» **Passage provided**
[Issue]: no cross-platform compilation

elsampsa commented 2 months ago

Problem Description

HIP is supposed to compile and produce binaries that can run on nvidia hardware and even on the cpu (i.e. its cross-platform).

This feature seems to be badly documented and outright broken.

First of all, nowhere it is explained clearly what actually happens in this process (please give a link to docs if you disagree).

There is some online lore saying that the hipcc command does the hip -> cuda conversion "on-the-fly" (presumably with "hipify") and after that uses nvcc to compile and produce the binary.

So let's see if we can do that:

HIP_PLATFORM=nvidia hipcc hello_world.hip -o hello

We get:

sh: 1: /usr/local/cuda/bin/nvcc: not found

To whom it may concern: in modern ubuntu distros, nvidia stuff is all over the place now, not anymore strictly under /usr/local/cuda (see this). There seems to be no way to inform hipcc about this.

We can do a hack with

sudo ln -s /usr /usr/local/cuda

Now we get:

hipcc hello_world.hip -o hello
nvcc fatal   : Don't know what to do with 'hello_world.hip'

So didn't go as expected. hipcc passes the .hip file as-is to nvcc.

Maybe there's some additional package one should install? Let's try hipcc-nvidia:

sudo apt-get install hipcc-nvidia
...
The following NEW packages will be installed:
  hipcc-nvidia
0 upgraded, 1 newly installed, 0 to remove and 42 not upgraded.
Need to get 219 kB of archives.
After this operation, 575 kB of additional disk space will be used.
Get:1 https://repo.radeon.com/rocm/apt/6.2 jammy/main amd64 hipcc-nvidia amd64 1.1.1.60200-66~22.04 [219 kB]
...
Unpacking hipcc-nvidia (1.1.1.60200-66~22.04) ...

» **Jobs**
a. Translate this sentence from the HIP compilation issue into Spanish: "This feature seems to be badly documented and outright broken."
b. Rewrite the records from their first line through the line containing "roc-selected-point-glmnet: [1192, 304, 1206, 319]", putting "y-axis-tick" in place of "y-tick-label" and keeping everything else the same.

» **Information supplied**
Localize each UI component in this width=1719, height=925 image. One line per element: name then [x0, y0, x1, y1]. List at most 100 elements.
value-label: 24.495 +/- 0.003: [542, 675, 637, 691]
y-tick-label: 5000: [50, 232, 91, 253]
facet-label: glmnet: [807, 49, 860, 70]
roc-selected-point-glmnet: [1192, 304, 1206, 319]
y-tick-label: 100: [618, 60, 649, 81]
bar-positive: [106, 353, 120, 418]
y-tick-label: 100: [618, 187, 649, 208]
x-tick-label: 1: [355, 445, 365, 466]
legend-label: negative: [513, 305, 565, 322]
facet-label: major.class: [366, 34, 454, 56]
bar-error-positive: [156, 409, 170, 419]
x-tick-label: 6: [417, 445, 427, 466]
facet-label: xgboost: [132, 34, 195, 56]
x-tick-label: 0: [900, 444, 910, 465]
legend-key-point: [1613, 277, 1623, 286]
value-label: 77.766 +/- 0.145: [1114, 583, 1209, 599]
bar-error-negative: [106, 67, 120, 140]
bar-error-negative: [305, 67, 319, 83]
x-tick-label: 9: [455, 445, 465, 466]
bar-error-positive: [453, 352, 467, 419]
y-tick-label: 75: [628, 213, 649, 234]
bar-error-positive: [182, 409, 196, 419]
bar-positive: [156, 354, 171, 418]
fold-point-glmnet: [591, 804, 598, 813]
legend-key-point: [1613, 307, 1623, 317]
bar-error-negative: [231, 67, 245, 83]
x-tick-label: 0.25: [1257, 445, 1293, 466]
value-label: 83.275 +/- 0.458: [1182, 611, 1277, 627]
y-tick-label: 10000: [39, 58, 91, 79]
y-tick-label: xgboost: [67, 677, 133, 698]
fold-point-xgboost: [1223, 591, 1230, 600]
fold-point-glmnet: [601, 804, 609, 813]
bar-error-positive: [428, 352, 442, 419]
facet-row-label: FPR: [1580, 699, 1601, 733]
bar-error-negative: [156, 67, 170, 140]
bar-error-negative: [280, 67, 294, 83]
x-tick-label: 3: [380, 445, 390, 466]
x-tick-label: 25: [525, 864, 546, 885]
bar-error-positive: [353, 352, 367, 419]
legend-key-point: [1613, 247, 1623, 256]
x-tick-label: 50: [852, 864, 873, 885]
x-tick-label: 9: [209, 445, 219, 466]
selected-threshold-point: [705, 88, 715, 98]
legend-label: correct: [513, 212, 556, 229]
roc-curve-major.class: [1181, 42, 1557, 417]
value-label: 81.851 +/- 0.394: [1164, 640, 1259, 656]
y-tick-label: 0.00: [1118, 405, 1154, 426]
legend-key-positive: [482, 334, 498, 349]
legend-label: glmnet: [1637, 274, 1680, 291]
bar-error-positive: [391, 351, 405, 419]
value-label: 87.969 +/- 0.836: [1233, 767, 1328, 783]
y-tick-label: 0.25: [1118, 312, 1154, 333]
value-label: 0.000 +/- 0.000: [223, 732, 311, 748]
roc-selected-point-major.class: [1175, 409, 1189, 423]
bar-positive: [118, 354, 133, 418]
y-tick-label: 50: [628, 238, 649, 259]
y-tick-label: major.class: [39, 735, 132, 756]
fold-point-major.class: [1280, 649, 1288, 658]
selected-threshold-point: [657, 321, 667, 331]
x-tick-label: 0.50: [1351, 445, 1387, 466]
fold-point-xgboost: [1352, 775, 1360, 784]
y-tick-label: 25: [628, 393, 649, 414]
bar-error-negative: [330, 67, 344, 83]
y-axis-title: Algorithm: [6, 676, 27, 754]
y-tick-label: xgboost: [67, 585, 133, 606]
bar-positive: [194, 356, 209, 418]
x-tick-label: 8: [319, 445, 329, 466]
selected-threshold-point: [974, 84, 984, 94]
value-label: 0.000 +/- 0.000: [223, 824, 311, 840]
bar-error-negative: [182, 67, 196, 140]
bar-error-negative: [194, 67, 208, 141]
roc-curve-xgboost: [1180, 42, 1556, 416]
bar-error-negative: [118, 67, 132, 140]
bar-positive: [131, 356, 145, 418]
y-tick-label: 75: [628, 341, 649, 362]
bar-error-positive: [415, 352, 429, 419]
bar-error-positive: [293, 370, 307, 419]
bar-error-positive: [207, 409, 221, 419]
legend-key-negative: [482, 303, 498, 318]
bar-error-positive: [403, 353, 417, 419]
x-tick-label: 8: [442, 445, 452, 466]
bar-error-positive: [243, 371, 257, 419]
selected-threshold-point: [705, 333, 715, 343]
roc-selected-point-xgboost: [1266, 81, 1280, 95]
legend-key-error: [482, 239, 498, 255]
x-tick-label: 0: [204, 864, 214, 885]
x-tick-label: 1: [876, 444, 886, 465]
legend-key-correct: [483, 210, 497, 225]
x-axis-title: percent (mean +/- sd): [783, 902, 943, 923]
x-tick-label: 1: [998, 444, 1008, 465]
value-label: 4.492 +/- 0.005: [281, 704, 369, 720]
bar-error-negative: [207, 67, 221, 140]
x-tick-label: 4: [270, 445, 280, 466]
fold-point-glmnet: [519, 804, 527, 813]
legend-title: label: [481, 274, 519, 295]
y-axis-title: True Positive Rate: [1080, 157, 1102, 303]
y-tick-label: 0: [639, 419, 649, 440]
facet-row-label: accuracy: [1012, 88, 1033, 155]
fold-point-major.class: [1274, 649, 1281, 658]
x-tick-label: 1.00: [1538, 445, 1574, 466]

» **Per-task answers**
a. Esta función parece estar mal documentada y directamente rota.

b.
Localize each UI component in this width=1719, height=925 image. One line per element: name then [x0, y0, x1, y1]. List at most 100 elements.
value-label: 24.495 +/- 0.003: [542, 675, 637, 691]
y-axis-tick: 5000: [50, 232, 91, 253]
facet-label: glmnet: [807, 49, 860, 70]
roc-selected-point-glmnet: [1192, 304, 1206, 319]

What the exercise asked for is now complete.